Extract the lines that carry the string "name" from the listing.

Figure collection entries:
· · · ·
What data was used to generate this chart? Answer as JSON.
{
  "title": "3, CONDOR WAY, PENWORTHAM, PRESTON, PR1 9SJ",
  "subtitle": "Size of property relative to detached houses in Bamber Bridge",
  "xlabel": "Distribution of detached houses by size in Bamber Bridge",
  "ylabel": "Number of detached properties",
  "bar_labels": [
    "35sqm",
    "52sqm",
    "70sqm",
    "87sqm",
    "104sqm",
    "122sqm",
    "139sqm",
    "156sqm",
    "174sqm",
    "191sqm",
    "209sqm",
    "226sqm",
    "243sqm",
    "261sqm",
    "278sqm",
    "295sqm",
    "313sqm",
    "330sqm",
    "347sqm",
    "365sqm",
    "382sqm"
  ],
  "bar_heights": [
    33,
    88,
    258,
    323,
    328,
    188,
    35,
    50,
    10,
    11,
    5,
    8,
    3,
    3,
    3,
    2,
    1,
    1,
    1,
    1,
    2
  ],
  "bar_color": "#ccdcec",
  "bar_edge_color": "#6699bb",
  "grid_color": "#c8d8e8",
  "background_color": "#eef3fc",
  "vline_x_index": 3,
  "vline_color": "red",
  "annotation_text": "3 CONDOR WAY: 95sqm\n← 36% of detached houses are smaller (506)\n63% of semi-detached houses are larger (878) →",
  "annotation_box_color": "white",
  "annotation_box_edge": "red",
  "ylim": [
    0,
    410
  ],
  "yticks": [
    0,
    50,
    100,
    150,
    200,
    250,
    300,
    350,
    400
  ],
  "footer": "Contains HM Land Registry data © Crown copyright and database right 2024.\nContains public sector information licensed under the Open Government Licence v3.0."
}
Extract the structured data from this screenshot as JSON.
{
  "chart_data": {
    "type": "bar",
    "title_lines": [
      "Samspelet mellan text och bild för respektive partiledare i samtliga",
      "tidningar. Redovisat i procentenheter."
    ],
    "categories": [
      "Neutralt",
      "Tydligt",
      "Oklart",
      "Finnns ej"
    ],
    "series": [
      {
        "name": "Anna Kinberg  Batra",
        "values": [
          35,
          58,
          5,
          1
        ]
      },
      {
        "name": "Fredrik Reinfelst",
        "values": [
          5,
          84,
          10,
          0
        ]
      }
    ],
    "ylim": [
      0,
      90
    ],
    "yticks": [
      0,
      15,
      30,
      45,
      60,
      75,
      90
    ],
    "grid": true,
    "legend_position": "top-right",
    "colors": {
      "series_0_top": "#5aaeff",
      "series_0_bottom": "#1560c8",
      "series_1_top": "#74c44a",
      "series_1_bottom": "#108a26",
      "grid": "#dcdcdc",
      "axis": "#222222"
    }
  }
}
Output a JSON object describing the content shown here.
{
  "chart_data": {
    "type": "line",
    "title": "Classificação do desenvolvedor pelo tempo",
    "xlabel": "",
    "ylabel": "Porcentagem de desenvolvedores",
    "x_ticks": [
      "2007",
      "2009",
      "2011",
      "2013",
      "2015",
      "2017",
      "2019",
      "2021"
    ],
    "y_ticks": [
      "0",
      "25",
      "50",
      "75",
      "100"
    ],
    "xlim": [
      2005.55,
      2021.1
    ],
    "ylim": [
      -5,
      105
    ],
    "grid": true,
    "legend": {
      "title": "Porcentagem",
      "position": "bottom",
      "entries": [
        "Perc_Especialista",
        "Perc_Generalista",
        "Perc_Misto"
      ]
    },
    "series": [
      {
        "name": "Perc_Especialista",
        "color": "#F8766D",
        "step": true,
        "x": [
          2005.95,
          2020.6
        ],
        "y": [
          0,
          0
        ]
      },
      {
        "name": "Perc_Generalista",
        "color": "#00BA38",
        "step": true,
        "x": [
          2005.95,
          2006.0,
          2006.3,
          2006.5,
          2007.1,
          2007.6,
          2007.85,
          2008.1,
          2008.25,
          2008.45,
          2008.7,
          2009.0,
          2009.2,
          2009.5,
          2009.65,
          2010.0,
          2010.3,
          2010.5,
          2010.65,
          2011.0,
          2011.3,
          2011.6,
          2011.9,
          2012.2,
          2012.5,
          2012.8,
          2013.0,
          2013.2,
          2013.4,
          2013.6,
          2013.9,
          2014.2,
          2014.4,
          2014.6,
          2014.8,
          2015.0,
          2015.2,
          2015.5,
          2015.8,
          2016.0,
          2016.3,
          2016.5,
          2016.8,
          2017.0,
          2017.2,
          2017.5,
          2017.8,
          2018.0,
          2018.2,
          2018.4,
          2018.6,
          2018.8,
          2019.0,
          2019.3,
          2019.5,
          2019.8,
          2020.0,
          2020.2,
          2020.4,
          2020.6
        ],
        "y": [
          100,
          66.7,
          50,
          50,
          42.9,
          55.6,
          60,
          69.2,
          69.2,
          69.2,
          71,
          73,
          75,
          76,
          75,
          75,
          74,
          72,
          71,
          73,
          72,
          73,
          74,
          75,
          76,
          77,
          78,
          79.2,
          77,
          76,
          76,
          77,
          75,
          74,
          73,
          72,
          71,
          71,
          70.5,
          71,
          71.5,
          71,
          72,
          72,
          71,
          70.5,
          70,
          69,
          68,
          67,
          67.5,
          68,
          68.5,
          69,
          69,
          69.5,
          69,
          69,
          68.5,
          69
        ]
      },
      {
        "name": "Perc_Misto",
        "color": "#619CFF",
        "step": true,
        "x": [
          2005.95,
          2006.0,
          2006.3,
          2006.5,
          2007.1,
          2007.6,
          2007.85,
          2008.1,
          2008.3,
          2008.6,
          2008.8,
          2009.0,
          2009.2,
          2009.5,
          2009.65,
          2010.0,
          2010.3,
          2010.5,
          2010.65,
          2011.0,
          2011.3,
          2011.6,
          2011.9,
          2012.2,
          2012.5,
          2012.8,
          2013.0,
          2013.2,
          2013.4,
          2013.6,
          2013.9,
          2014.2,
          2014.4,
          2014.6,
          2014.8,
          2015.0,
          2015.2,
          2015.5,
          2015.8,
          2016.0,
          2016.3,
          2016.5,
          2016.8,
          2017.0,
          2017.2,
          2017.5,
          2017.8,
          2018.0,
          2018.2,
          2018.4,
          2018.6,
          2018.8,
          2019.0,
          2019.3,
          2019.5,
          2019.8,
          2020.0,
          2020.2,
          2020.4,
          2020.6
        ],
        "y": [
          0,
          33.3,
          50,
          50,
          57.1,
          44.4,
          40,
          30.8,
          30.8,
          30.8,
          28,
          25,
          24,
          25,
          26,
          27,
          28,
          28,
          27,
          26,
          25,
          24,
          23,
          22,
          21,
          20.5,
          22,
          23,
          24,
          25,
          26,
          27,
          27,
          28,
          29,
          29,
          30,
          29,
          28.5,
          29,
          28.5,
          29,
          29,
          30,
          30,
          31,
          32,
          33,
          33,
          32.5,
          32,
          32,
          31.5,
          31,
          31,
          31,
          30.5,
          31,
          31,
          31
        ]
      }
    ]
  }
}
· · · ·
- _EXERCISE SOLUTION_
        "name": "Anna Kinberg  Batra",
        "name": "Fredrik Reinfelst",
        "name": "Perc_Especialista",
        "name": "Perc_Generalista",
        "name": "Perc_Misto",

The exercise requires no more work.